● What needs to be done: In the article abstract, which two hypoxic-niche factors are identified as critical for tumor-associated myeloid cell trafficking?

● Passage shown:
════════

Hypoxic niches attract and sequester tumor-associated macrophages and cytotoxic T cells and reprogram them for immunosuppression

Anirudh Sattiraju, Sangjo Kang, Bruno Giotti, Zhihong Chen, Valerie J. Marallano, Concetta Brusco, Aarthi Ramakrishnan, Li Shen, Alexander M. Tsankov, Dolores Hambardzumyan, Roland H. Friedel, Hongyan Zou

Research output: Contribution to journalArticlepeer-review

74 Scopus citations

Abstract

Glioblastoma (GBM), a highly lethal brain cancer, is notorious for immunosuppression, but the mechanisms remain unclear. Here, we documented a temporospatial patterning of tumor-associated myeloid cells (TAMs) corresponding to vascular changes during GBM progression. As tumor vessels transitioned from the initial dense regular network to later scant and engorged vasculature, TAMs shifted away from perivascular regions and trafficked to vascular-poor areas. This process was heavily influenced by the immunocompetence state of the host. Utilizing a sensitive fluorescent UnaG reporter to track tumor hypoxia, coupled with single-cell transcriptomics, we revealed that hypoxic niches attracted and sequestered TAMs and cytotoxic T lymphocytes (CTLs), where they were reprogrammed toward an immunosuppressive state. Mechanistically, we identified chemokine CCL8 and cytokine IL-1β as two hypoxic-niche factors critical for TAM trafficking and co-evolution of hypoxic zones into pseudopalisading patterns. Therefore, perturbation of TAM patterning in hypoxic zones may improve tumor control.

════════

● Data to examine:
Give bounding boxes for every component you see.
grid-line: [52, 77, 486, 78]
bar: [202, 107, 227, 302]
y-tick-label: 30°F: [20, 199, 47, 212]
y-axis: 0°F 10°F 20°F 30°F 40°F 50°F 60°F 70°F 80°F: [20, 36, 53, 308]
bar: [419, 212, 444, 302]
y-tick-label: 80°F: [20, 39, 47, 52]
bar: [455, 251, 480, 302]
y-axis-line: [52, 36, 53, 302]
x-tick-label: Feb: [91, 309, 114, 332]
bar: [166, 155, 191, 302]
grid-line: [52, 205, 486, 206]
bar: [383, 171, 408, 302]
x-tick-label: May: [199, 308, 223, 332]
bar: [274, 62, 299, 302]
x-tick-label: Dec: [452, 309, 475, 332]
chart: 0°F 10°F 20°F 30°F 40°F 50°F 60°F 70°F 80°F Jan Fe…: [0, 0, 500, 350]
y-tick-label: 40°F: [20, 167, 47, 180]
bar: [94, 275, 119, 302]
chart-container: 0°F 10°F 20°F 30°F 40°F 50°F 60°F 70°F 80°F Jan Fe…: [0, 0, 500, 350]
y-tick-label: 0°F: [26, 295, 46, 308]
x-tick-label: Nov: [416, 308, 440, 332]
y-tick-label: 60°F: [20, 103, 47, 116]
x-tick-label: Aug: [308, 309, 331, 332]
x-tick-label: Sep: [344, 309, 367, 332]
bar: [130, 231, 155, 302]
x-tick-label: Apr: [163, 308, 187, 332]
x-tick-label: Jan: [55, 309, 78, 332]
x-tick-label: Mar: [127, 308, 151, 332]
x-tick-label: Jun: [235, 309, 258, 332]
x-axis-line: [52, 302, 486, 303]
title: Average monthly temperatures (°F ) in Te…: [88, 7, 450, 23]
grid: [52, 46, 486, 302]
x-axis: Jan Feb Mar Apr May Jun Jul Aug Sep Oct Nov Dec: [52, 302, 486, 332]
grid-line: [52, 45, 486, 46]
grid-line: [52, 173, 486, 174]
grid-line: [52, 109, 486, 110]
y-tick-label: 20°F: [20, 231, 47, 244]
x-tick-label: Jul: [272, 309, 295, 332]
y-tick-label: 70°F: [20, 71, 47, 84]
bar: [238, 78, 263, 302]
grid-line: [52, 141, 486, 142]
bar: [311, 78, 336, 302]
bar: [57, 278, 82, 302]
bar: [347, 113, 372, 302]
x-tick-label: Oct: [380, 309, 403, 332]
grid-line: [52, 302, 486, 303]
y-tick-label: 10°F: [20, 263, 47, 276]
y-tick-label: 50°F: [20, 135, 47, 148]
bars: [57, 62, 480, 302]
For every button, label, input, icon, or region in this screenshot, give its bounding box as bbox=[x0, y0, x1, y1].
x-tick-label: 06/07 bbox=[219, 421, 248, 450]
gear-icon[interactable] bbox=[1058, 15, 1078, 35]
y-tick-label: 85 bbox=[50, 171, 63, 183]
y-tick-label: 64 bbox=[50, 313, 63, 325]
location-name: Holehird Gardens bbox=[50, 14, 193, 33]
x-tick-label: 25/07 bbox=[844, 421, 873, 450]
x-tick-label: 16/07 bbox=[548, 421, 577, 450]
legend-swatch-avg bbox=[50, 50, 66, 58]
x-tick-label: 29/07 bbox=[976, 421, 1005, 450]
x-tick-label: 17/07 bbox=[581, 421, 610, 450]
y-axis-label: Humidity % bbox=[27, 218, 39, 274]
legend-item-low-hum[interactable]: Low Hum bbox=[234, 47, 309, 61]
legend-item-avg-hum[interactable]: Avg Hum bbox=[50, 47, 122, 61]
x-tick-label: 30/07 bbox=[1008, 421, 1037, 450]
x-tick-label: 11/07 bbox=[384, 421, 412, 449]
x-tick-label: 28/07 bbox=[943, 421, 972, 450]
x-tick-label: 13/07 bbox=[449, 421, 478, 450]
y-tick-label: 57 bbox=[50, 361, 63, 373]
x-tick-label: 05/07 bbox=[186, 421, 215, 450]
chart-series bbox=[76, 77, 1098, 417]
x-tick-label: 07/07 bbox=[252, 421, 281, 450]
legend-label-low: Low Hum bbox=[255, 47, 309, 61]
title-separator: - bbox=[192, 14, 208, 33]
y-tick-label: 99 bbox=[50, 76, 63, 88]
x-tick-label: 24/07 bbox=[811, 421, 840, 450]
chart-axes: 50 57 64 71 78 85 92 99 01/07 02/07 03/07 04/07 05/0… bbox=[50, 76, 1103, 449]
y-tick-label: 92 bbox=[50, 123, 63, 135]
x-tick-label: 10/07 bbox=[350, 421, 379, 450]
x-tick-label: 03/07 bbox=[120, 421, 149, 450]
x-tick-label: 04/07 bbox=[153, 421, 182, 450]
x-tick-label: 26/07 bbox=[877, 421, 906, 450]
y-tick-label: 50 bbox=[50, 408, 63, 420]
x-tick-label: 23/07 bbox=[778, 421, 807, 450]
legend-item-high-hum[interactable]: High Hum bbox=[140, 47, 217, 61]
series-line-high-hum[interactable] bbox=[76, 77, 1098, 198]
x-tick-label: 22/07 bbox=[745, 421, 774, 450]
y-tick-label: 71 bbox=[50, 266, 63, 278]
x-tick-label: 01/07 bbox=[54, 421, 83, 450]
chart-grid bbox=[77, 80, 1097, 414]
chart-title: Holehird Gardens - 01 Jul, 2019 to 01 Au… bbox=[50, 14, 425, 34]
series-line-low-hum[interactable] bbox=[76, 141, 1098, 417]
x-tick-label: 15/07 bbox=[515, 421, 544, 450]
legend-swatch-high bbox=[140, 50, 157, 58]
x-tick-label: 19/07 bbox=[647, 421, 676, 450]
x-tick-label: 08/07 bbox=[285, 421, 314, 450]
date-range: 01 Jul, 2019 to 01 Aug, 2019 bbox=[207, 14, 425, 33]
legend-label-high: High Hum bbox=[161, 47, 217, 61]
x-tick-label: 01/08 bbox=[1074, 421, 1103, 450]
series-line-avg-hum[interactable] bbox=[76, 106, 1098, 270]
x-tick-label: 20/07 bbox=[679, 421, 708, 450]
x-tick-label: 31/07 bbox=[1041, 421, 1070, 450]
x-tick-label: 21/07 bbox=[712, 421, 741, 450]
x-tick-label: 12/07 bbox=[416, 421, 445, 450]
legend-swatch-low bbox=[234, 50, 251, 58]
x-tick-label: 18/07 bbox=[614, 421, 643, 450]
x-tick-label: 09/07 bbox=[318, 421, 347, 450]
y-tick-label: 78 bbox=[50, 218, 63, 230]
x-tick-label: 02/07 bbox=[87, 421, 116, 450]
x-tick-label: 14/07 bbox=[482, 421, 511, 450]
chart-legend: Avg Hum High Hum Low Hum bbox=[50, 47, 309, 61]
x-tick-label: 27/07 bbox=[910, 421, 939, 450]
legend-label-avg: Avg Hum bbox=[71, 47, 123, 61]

════════

● Output of the exercise: Chemokine CCL8 and cytokine IL-1β.